TASK TO COMPLETE ->
Give the number of lines in the records below that include "etap", and nothing more.

---------- MATERIAL SHOWN

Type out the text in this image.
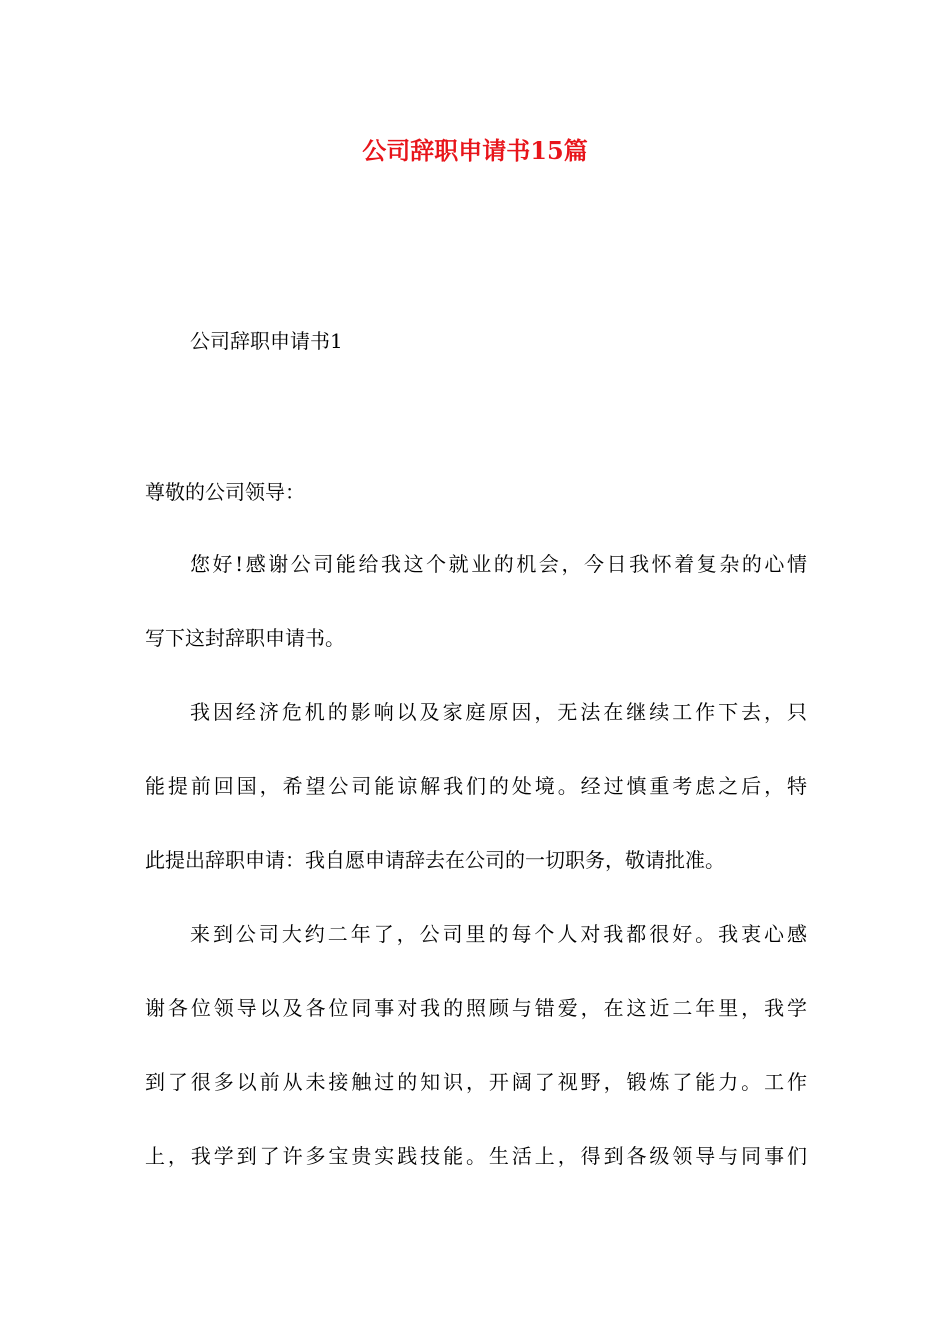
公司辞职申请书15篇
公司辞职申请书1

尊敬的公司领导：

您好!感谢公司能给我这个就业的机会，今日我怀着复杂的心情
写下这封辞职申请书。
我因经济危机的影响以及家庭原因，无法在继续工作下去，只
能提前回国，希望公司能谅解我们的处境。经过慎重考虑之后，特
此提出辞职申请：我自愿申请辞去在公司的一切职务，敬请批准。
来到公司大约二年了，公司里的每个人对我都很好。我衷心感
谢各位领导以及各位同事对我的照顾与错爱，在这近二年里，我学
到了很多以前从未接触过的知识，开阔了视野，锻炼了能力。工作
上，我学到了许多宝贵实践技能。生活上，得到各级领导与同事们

--------------------
---------- MATERIAL SHOWN

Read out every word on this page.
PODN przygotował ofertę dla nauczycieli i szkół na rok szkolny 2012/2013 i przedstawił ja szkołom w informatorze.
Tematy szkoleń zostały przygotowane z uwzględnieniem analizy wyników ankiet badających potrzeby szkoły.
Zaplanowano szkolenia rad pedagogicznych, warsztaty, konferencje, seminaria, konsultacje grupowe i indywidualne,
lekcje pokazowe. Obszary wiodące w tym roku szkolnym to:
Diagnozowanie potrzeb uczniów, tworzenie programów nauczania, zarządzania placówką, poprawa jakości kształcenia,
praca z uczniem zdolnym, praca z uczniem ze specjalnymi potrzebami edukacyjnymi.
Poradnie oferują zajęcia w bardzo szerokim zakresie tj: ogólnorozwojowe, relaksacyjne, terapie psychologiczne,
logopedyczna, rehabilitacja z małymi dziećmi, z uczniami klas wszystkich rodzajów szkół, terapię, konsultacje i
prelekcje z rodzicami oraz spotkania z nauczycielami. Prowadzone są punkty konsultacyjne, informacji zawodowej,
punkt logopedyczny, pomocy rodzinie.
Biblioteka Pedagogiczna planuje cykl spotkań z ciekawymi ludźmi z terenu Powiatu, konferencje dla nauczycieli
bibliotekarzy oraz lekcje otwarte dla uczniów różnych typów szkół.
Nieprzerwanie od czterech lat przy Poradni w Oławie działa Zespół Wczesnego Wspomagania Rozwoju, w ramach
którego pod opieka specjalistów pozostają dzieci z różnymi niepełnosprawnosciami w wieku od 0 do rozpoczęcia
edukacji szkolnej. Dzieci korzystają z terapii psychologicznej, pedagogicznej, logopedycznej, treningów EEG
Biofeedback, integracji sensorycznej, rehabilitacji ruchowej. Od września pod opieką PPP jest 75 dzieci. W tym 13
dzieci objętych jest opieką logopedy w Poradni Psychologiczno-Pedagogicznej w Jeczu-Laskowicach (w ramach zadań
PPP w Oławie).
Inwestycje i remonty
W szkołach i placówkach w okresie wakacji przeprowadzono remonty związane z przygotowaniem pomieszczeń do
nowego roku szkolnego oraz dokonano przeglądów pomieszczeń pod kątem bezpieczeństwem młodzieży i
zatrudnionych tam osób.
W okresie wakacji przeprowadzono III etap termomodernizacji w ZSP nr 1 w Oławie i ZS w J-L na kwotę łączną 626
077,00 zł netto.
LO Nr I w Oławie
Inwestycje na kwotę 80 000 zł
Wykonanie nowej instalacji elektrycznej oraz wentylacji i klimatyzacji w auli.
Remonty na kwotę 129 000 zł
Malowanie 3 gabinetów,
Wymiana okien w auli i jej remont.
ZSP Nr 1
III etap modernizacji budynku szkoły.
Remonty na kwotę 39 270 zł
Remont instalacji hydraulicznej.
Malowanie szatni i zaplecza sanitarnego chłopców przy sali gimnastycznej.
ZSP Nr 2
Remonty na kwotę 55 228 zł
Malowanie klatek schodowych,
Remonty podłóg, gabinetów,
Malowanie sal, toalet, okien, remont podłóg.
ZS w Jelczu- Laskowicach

--------------------

RESULT FOR THIS TASK ->
2